WRITTEN PROBLEM:
Return every line below in which "Pulse" appears.

GIVEN DATA:
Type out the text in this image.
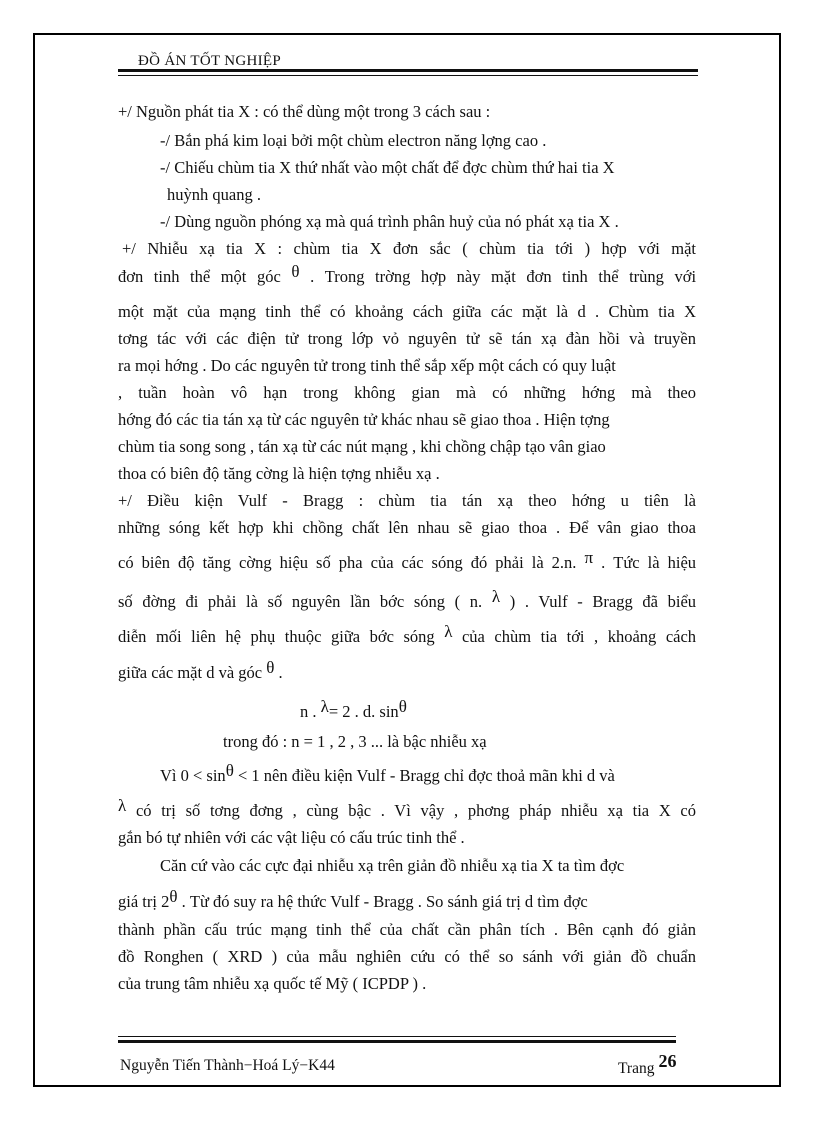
ĐỒ ÁN TỐT NGHIỆP
+/ Nguồn phát tia X : có thể dùng một trong 3 cách sau :
-/ Bắn phá kim loại bởi một chùm electron năng lợng cao .
-/ Chiếu chùm tia X thứ nhất vào một chất để đợc chùm thứ hai tia X
huỳnh quang .
-/ Dùng nguồn phóng xạ mà quá trình phân huỷ của nó phát xạ tia X .
+/ Nhiễu xạ tia X : chùm tia X đơn sắc ( chùm tia tới ) hợp với mặt
đơn tinh thể một góc θ . Trong trờng hợp này mặt đơn tinh thể trùng với
một mặt của mạng tinh thể có khoảng cách giữa các mặt là d . Chùm tia X
tơng tác với các điện tử trong lớp vỏ nguyên tử sẽ tán xạ đàn hồi và truyền
ra mọi hớng . Do các nguyên tử trong tinh thể sắp xếp một cách có quy luật
, tuần hoàn vô hạn trong không gian mà có những hớng mà theo
hớng đó các tia tán xạ từ các nguyên tử khác nhau sẽ giao thoa . Hiện tợng
chùm tia song song , tán xạ từ các nút mạng , khi chồng chập tạo vân giao
thoa có biên độ tăng cờng là hiện tợng nhiễu xạ .
+/ Điều kiện Vulf - Bragg : chùm tia tán xạ theo hớng u tiên là
những sóng kết hợp khi chồng chất lên nhau sẽ giao thoa . Để vân giao thoa
có biên độ tăng cờng hiệu số pha của các sóng đó phải là 2.n. π . Tức là hiệu
số đờng đi phải là số nguyên lần bớc sóng ( n. λ ) . Vulf - Bragg đã biểu
diễn mối liên hệ phụ thuộc giữa bớc sóng λ của chùm tia tới , khoảng cách
giữa các mặt d và góc θ .
n . λ= 2 . d. sinθ
trong đó : n = 1 , 2 , 3 ... là bậc nhiễu xạ
Vì 0 < sinθ < 1 nên điều kiện Vulf - Bragg chỉ đợc thoả mãn khi d và
λ có trị số tơng đơng , cùng bậc . Vì vậy , phơng pháp nhiễu xạ tia X có
gắn bó tự nhiên với các vật liệu có cấu trúc tinh thể .
Căn cứ vào các cực đại nhiễu xạ trên giản đồ nhiễu xạ tia X ta tìm đợc
giá trị 2θ . Từ đó suy ra hệ thức Vulf - Bragg . So sánh giá trị d tìm đợc
thành phần cấu trúc mạng tinh thể của chất cần phân tích . Bên cạnh đó giản
đồ Ronghen ( XRD ) của mẫu nghiên cứu có thể so sánh với giản đồ chuẩn
của trung tâm nhiễu xạ quốc tế Mỹ ( ICPDP ) .
Nguyễn Tiến Thành−Hoá Lý−K44	Trang 26
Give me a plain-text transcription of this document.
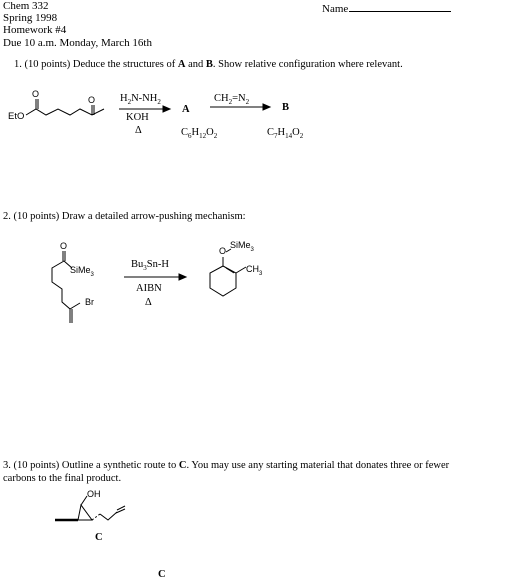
Chem 332
Spring 1998
Homework #4
Due 10 a.m. Monday, March 16th
Name
1. (10 points) Deduce the structures of A and B. Show relative configuration where relevant.
O
O
EtO
$H_2N-NH_2$
KOH
Δ
A
$C_6H_{12}O_2$
$CH_2=N_2$	B
$C_7H_{14}O_2$
2. (10 points) Draw a detailed arrow-pushing mechanism:
O
SiMe$_3$
Br
$Bu_3Sn-H$
AIBN
Δ
O
SiMe$_3$
$CH_3$
3. (10 points) Outline a synthetic route to C. You may use any starting material that donates three or fewer
carbons to the final product.
OH
C
C
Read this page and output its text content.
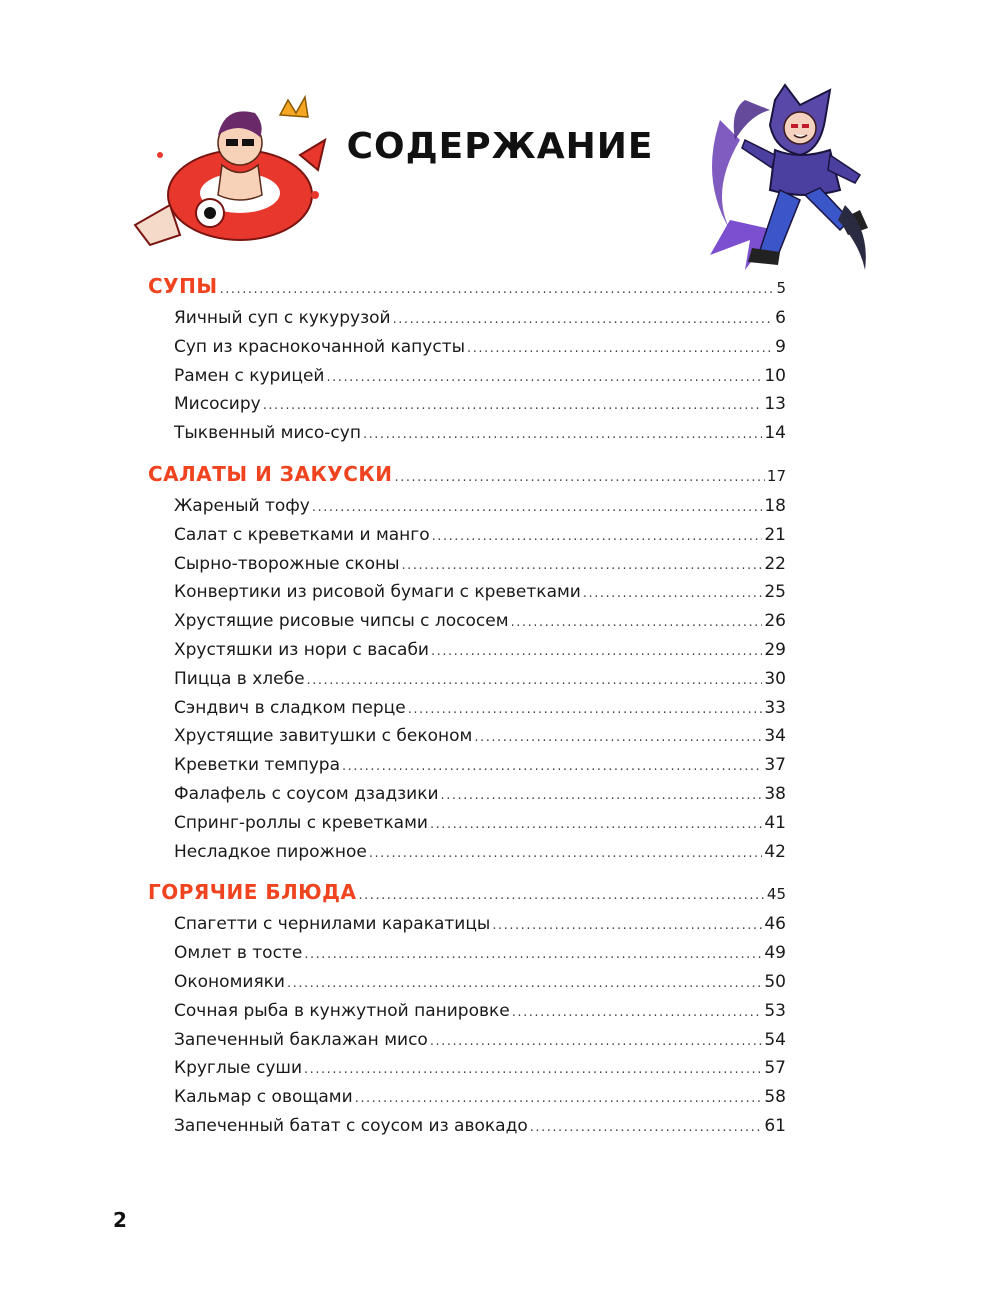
СОДЕРЖАНИЕ
СУПЫ . . .	5
Яичный суп с кукурузой . . .	6
Суп из краснокочанной капусты . . .	9
Рамен с курицей . . .	10
Мисосиру . . .	13
Тыквенный мисо-суп . . .	14
САЛАТЫ И ЗАКУСКИ . . .	17
Жареный тофу . . .	18
Салат с креветками и манго . . .	21
Сырно-творожные сконы . . .	22
Конвертики из рисовой бумаги с креветками . . .	25
Хрустящие рисовые чипсы с лососем . . .	26
Хрустяшки из нори с васаби . . .	29
Пицца в хлебе . . .	30
Сэндвич в сладком перце . . .	33
Хрустящие завитушки с беконом . . .	34
Креветки темпура . . .	37
Фалафель с соусом дзадзики . . .	38
Спринг-роллы с креветками . . .	41
Несладкое пирожное . . .	42
ГОРЯЧИЕ БЛЮДА . . .	45
Спагетти с чернилами каракатицы . . .	46
Омлет в тосте . . .	49
Окономияки . . .	50
Сочная рыба в кунжутной панировке . . .	53
Запеченный баклажан мисо . . .	54
Круглые суши . . .	57
Кальмар с овощами . . .	58
Запеченный батат с соусом из авокадо . . .	61
2
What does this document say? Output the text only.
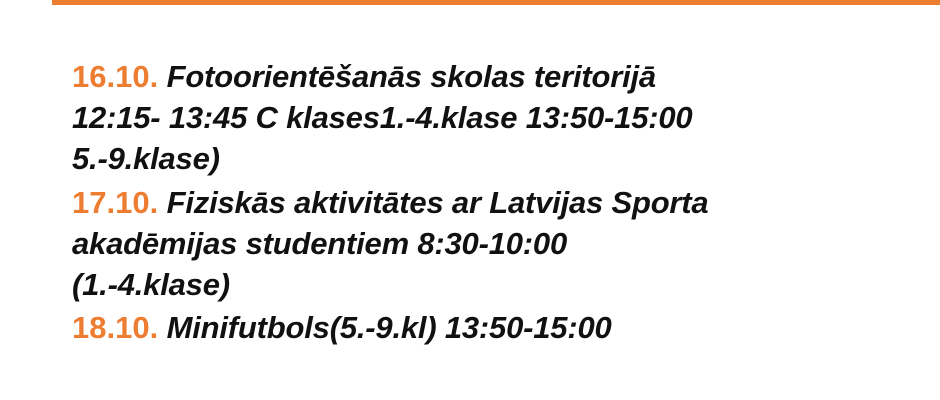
16.10. Fotoorientēšanās skolas teritorijā
12:15- 13:45 C klases1.-4.klase 13:50-15:00
5.-9.klase)
17.10. Fiziskās aktivitātes ar Latvijas Sporta
akadēmijas studentiem 8:30-10:00
(1.-4.klase)
18.10. Minifutbols(5.-9.kl) 13:50-15:00
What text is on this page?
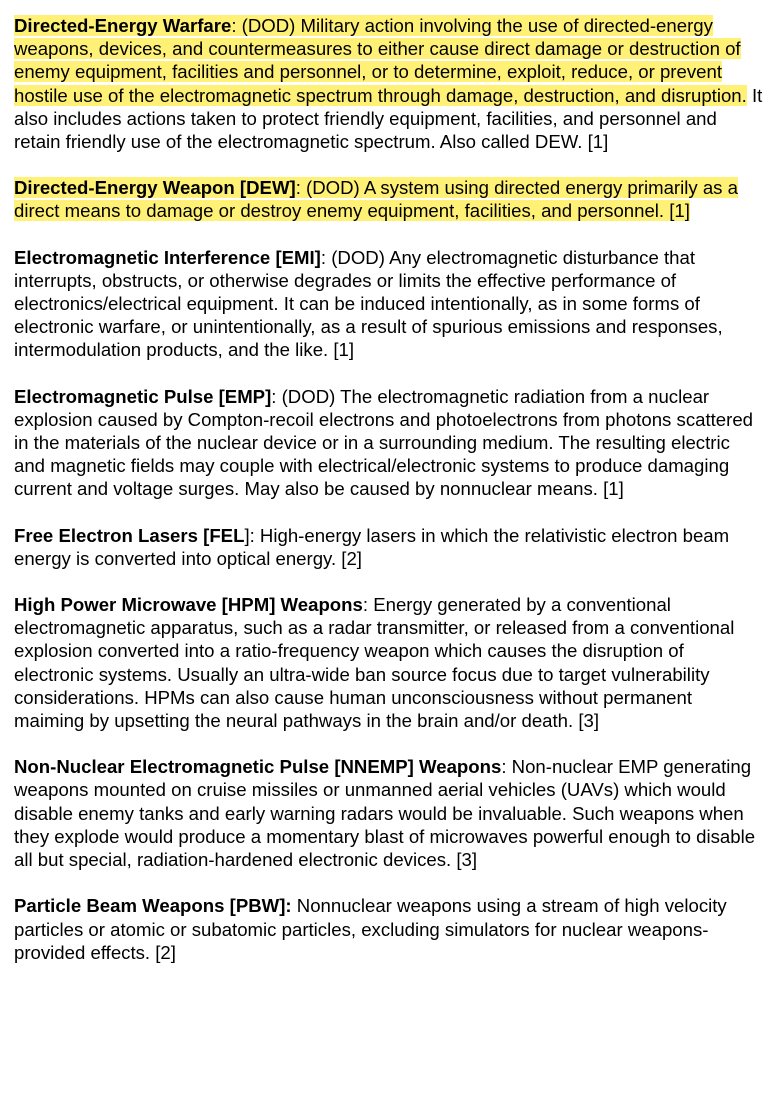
Directed-Energy Warfare: (DOD) Military action involving the use of directed-energy weapons, devices, and countermeasures to either cause direct damage or destruction of enemy equipment, facilities and personnel, or to determine, exploit, reduce, or prevent hostile use of the electromagnetic spectrum through damage, destruction, and disruption. It also includes actions taken to protect friendly equipment, facilities, and personnel and retain friendly use of the electromagnetic spectrum. Also called DEW. [1]

Directed-Energy Weapon [DEW]: (DOD) A system using directed energy primarily as a direct means to damage or destroy enemy equipment, facilities, and personnel. [1]

Electromagnetic Interference [EMI]: (DOD) Any electromagnetic disturbance that interrupts, obstructs, or otherwise degrades or limits the effective performance of electronics/electrical equipment. It can be induced intentionally, as in some forms of electronic warfare, or unintentionally, as a result of spurious emissions and responses, intermodulation products, and the like. [1]

Electromagnetic Pulse [EMP]: (DOD) The electromagnetic radiation from a nuclear explosion caused by Compton-recoil electrons and photoelectrons from photons scattered in the materials of the nuclear device or in a surrounding medium. The resulting electric and magnetic fields may couple with electrical/electronic systems to produce damaging current and voltage surges. May also be caused by nonnuclear means. [1]

Free Electron Lasers [FEL]: High-energy lasers in which the relativistic electron beam energy is converted into optical energy. [2]

High Power Microwave [HPM] Weapons: Energy generated by a conventional electromagnetic apparatus, such as a radar transmitter, or released from a conventional explosion converted into a ratio-frequency weapon which causes the disruption of electronic systems. Usually an ultra-wide ban source focus due to target vulnerability considerations. HPMs can also cause human unconsciousness without permanent maiming by upsetting the neural pathways in the brain and/or death. [3]

Non-Nuclear Electromagnetic Pulse [NNEMP] Weapons: Non-nuclear EMP generating weapons mounted on cruise missiles or unmanned aerial vehicles (UAVs) which would disable enemy tanks and early warning radars would be invaluable. Such weapons when they explode would produce a momentary blast of microwaves powerful enough to disable all but special, radiation-hardened electronic devices. [3]

Particle Beam Weapons [PBW]: Nonnuclear weapons using a stream of high velocity particles or atomic or subatomic particles, excluding simulators for nuclear weapons-provided effects. [2]
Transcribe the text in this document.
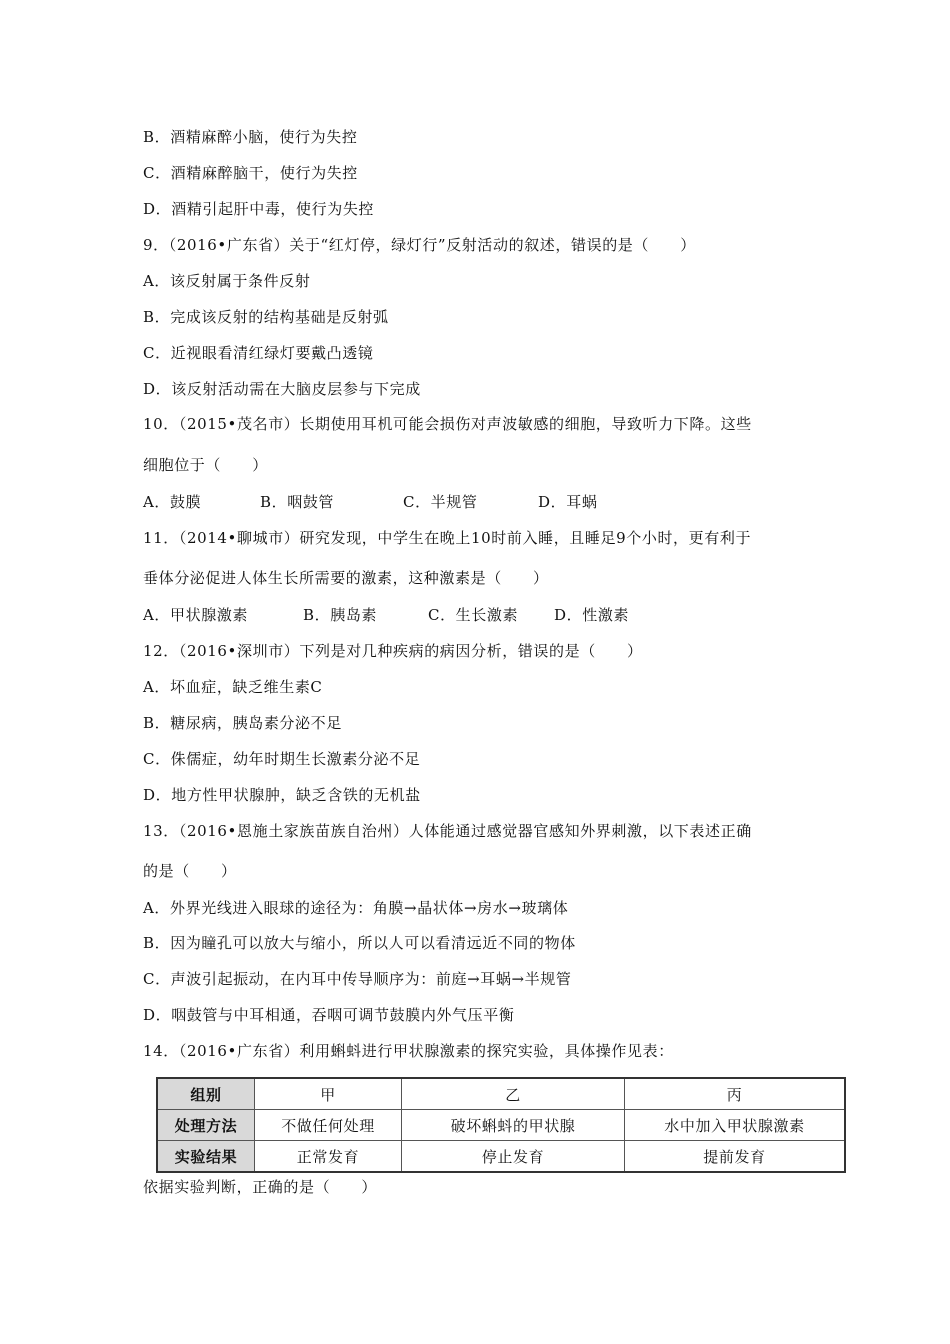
B．酒精麻醉小脑，使行为失控
C．酒精麻醉脑干，使行为失控
D．酒精引起肝中毒，使行为失控
9．（2016•广东省）关于“红灯停，绿灯行”反射活动的叙述，错误的是（　　）
A．该反射属于条件反射
B．完成该反射的结构基础是反射弧
C．近视眼看清红绿灯要戴凸透镜
D．该反射活动需在大脑皮层参与下完成
10．（2015•茂名市）长期使用耳机可能会损伤对声波敏感的细胞，导致听力下降。这些
细胞位于（　　）
A．鼓膜	B．咽鼓管	C．半规管	D．耳蜗
11．（2014•聊城市）研究发现，中学生在晚上10时前入睡，且睡足9个小时，更有利于
垂体分泌促进人体生长所需要的激素，这种激素是（　　）
A．甲状腺激素	B．胰岛素	C．生长激素	D．性激素
12．（2016•深圳市）下列是对几种疾病的病因分析，错误的是（　　）
A．坏血症，缺乏维生素C
B．糖尿病，胰岛素分泌不足
C．侏儒症，幼年时期生长激素分泌不足
D．地方性甲状腺肿，缺乏含铁的无机盐
13．（2016•恩施土家族苗族自治州）人体能通过感觉器官感知外界刺激，以下表述正确
的是（　　）
A．外界光线进入眼球的途径为：角膜→晶状体→房水→玻璃体
B．因为瞳孔可以放大与缩小，所以人可以看清远近不同的物体
C．声波引起振动，在内耳中传导顺序为：前庭→耳蜗→半规管
D．咽鼓管与中耳相通，吞咽可调节鼓膜内外气压平衡
14．（2016•广东省）利用蝌蚪进行甲状腺激素的探究实验，具体操作见表：
组别	甲	乙	丙
处理方法	不做任何处理	破坏蝌蚪的甲状腺	水中加入甲状腺激素
实验结果	正常发育	停止发育	提前发育
依据实验判断，正确的是（　　）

RESPONSE TO THE TASK:
Electromagnetic Pulse [EMP]: (DOD) The electromagnetic radiation from a nuclear explosion caused by Compton-recoil electrons and photoelectrons from photons scattered in the materials of the nuclear device or in a surrounding medium. The resulting electric and magnetic fields may couple with electrical/electronic systems to produce damaging current and voltage surges. May also be caused by nonnuclear means. [1]
Non-Nuclear Electromagnetic Pulse [NNEMP] Weapons: Non-nuclear EMP generating weapons mounted on cruise missiles or unmanned aerial vehicles (UAVs) which would disable enemy tanks and early warning radars would be invaluable. Such weapons when they explode would produce a momentary blast of microwaves powerful enough to disable all but special, radiation-hardened electronic devices. [3]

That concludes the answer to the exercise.